▶ [WHAT THIS TASK INVOLVES] Single out the lines that include the word "Analysts". Copy them.

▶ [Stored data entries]
_____
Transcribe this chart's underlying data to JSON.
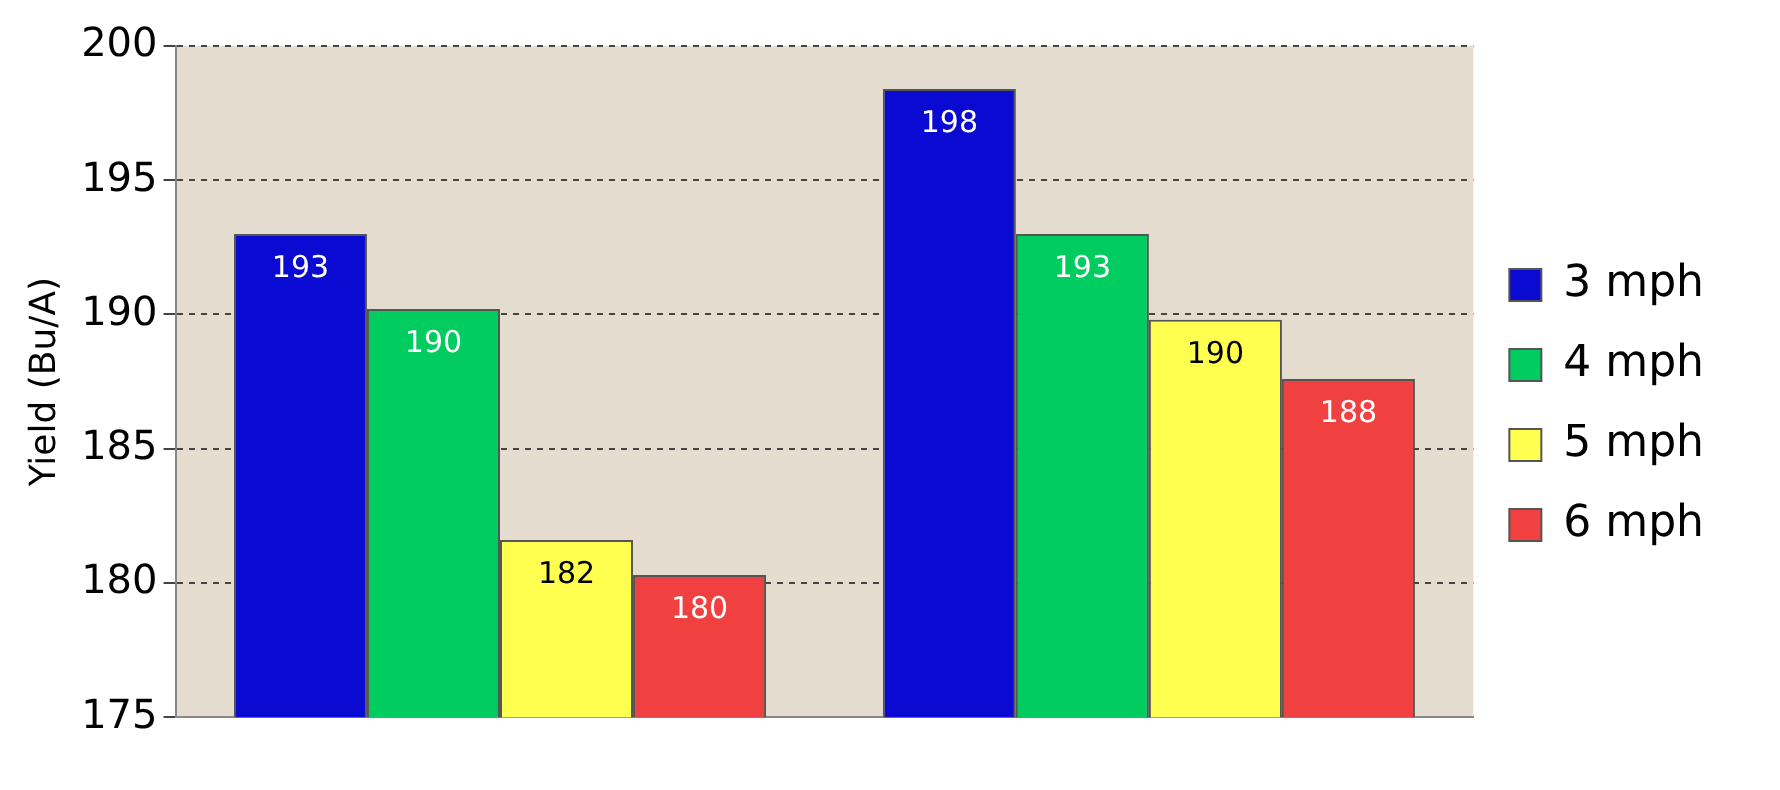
{
  "chart_data": {
    "type": "bar",
    "ylabel": "Yield (Bu/A)",
    "categories": [
      null,
      null
    ],
    "series": [
      {
        "name": "3 mph",
        "color": "#0a0ad2",
        "values": [
          193.0,
          198.4
        ],
        "value_labels": [
          "193",
          "198"
        ]
      },
      {
        "name": "4 mph",
        "color": "#00cc60",
        "values": [
          190.2,
          193.0
        ],
        "value_labels": [
          "190",
          "193"
        ]
      },
      {
        "name": "5 mph",
        "color": "#ffff50",
        "values": [
          181.6,
          189.8
        ],
        "value_labels": [
          "182",
          "190"
        ]
      },
      {
        "name": "6 mph",
        "color": "#f04040",
        "values": [
          180.3,
          187.6
        ],
        "value_labels": [
          "180",
          "188"
        ]
      }
    ],
    "ylim": [
      175,
      200
    ],
    "yticks": [
      175,
      180,
      185,
      190,
      195,
      200
    ],
    "grid": "y",
    "legend": "right"
  }
}
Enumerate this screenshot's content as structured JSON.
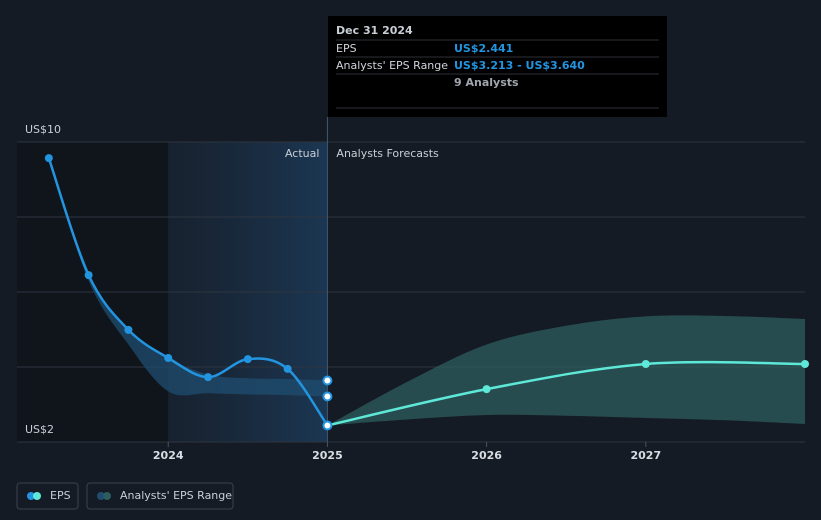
{
  "chart_data": {
    "type": "line",
    "xlim": [
      2023.05,
      2028.0
    ],
    "xticks": [
      2024,
      2025,
      2026,
      2027
    ],
    "ylim": [
      2,
      10
    ],
    "yticks": [
      {
        "value": 2,
        "label": "US$2"
      },
      4,
      6,
      8,
      {
        "value": 10,
        "label": "US$10"
      }
    ],
    "grid": true,
    "divider_x": 2025,
    "region_labels": {
      "actual": "Actual",
      "forecast": "Analysts Forecasts"
    },
    "series": [
      {
        "name": "EPS",
        "color": "#2394df",
        "x": [
          2023.25,
          2023.5,
          2023.75,
          2024.0,
          2024.25,
          2024.5,
          2024.75,
          2025.0
        ],
        "values": [
          9.57,
          6.45,
          4.99,
          4.24,
          3.73,
          4.21,
          3.95,
          2.441
        ]
      },
      {
        "name": "Analysts' EPS Range",
        "color": "#2e5d5e",
        "x": [
          2025.0,
          2025.5,
          2026.0,
          2026.5,
          2027.0,
          2027.5,
          2028.0
        ],
        "low": [
          2.441,
          2.6,
          2.72,
          2.7,
          2.64,
          2.58,
          2.48
        ],
        "high": [
          2.441,
          3.6,
          4.6,
          5.1,
          5.35,
          5.36,
          5.28
        ]
      }
    ],
    "forecast": {
      "color": "#5ee8d8",
      "x": [
        2025.0,
        2026.0,
        2027.0,
        2028.0
      ],
      "values": [
        2.441,
        3.41,
        4.08,
        4.08
      ]
    },
    "past_range": {
      "color": "#1f4d70",
      "x": [
        2023.25,
        2023.5,
        2023.75,
        2024.0,
        2024.25,
        2024.5,
        2024.75,
        2025.0
      ],
      "low": [
        9.57,
        6.3,
        4.6,
        3.35,
        3.3,
        3.27,
        3.25,
        3.213
      ],
      "high": [
        9.57,
        6.45,
        4.99,
        4.24,
        3.8,
        3.7,
        3.68,
        3.64
      ]
    },
    "tooltip": {
      "title": "Dec 31 2024",
      "rows": [
        {
          "label": "EPS",
          "value": "US$2.441"
        },
        {
          "label": "Analysts' EPS Range",
          "value": "US$3.213 - US$3.640"
        },
        {
          "value": "9 Analysts"
        }
      ]
    }
  }
}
_____
▶ [REPLY]
      "forecast": "Analysts Forecasts"
        "name": "Analysts' EPS Range",
          "label": "Analysts' EPS Range",
          "value": "9 Analysts"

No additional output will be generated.